▶ **Problem**: Scan the listing that follows and report how many lines contain "πτώσεις". Write the number alone.

--- START ---

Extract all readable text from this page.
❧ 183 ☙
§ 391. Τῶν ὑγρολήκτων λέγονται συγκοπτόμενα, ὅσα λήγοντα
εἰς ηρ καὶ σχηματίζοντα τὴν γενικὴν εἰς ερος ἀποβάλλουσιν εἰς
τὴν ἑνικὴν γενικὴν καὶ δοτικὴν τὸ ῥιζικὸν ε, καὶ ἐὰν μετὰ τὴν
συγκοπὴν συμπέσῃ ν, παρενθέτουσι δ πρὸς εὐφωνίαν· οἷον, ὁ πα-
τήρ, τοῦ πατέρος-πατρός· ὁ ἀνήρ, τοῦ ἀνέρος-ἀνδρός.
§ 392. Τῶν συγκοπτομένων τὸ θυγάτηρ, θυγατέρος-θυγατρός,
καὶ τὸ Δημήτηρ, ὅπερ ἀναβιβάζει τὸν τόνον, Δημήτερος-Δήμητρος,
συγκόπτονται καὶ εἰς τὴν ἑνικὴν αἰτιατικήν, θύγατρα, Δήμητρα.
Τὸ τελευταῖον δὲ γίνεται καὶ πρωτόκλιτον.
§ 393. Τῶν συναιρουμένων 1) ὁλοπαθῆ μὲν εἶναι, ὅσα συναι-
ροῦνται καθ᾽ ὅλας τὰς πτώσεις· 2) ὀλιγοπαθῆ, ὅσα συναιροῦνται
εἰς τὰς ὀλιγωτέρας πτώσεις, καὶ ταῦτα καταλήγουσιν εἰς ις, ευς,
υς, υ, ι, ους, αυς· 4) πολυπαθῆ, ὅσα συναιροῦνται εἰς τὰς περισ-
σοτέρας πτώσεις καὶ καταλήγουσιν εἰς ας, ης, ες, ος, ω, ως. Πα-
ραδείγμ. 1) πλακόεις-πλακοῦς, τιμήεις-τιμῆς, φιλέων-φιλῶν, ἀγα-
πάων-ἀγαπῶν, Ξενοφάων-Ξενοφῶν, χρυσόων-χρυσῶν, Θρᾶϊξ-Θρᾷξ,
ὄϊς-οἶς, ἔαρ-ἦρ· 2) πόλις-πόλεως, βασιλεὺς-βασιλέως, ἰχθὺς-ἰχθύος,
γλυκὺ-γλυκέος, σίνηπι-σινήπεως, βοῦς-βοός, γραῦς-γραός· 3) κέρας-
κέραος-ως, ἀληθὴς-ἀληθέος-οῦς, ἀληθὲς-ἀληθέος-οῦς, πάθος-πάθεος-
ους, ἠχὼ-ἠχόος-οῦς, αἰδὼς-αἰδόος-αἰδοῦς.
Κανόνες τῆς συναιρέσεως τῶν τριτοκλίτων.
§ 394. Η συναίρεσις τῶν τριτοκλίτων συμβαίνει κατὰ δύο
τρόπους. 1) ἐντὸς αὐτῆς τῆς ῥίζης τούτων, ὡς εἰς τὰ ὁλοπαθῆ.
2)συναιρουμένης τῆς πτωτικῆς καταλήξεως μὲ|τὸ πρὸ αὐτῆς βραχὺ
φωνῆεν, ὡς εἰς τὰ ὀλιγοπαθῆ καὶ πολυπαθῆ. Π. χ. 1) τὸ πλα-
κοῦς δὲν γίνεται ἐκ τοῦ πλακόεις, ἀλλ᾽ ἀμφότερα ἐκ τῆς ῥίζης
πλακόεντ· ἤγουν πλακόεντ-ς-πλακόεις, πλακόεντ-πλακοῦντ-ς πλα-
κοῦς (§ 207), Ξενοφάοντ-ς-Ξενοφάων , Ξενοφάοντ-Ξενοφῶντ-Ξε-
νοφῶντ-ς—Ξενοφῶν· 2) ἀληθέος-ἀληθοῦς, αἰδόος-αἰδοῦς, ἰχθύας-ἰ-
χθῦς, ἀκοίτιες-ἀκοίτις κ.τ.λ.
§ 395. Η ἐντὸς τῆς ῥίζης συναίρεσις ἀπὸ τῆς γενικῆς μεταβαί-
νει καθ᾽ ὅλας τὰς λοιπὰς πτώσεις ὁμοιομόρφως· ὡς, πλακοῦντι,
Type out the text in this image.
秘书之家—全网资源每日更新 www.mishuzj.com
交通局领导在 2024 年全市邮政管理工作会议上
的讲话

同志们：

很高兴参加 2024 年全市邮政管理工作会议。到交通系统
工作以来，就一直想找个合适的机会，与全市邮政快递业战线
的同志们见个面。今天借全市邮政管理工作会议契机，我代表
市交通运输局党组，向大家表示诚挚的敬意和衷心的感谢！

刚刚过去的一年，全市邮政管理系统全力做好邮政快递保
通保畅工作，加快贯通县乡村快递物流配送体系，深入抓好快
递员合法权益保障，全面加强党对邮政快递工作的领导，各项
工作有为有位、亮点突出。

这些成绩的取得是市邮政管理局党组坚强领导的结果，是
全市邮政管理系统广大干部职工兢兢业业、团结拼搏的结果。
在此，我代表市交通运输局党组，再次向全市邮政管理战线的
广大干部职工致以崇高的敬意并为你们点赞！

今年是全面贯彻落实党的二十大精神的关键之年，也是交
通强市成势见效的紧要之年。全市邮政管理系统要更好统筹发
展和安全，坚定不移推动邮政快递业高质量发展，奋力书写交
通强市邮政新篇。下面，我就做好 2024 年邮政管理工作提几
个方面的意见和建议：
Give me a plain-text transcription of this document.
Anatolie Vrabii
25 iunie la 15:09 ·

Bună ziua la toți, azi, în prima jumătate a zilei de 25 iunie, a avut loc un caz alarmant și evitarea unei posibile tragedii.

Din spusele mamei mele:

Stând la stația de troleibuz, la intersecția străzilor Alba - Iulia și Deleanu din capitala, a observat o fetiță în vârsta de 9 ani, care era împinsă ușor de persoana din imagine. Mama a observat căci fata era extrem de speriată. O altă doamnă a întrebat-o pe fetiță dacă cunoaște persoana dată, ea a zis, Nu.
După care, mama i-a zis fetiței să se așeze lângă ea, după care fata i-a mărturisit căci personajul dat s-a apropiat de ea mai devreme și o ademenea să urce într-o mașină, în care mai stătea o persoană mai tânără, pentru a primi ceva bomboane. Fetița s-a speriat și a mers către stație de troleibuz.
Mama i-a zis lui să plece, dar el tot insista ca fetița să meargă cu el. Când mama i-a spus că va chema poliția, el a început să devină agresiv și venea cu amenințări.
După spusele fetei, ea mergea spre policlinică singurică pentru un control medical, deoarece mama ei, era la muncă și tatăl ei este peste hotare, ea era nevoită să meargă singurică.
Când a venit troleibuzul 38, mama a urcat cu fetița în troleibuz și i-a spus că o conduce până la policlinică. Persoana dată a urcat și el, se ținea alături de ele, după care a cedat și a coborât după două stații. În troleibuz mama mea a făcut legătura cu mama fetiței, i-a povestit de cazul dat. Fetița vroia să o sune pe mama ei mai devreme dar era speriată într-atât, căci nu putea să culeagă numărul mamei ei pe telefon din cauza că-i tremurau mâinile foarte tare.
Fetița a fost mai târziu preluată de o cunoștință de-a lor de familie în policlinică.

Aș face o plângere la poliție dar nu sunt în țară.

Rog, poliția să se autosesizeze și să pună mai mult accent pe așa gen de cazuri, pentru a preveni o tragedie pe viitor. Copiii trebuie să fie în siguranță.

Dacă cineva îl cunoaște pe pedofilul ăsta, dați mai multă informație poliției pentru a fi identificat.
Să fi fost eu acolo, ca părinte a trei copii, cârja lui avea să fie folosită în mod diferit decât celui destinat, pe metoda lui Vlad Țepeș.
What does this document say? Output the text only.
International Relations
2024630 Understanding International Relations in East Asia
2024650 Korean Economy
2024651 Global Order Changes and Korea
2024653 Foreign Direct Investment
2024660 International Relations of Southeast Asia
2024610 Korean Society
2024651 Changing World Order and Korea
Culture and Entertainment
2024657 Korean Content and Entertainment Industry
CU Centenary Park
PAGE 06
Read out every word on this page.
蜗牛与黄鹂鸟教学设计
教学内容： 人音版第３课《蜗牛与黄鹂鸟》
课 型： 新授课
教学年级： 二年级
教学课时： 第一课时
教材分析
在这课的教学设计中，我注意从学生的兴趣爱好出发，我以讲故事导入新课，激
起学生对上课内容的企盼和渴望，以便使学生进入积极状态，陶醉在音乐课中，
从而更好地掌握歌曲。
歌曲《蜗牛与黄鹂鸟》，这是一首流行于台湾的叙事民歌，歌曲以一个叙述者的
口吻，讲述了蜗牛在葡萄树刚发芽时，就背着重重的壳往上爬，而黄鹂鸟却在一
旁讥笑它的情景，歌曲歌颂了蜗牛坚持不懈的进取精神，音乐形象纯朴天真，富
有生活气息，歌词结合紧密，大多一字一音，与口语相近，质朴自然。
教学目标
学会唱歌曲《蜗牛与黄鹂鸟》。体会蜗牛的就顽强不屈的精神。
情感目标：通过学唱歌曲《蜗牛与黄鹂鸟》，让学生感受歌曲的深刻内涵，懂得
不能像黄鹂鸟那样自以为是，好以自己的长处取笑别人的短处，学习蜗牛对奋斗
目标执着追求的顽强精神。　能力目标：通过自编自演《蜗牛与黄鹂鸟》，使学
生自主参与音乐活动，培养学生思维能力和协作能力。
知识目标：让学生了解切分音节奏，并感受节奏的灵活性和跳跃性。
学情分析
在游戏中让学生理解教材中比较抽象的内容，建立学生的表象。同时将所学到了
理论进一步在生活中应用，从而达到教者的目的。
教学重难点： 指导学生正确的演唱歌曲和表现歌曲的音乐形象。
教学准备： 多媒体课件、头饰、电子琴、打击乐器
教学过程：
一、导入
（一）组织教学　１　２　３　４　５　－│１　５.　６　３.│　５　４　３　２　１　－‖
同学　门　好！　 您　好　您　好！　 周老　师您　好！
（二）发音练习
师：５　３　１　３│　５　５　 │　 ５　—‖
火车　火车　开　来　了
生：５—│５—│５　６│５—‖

--- END ---

▶ **Task result**: 4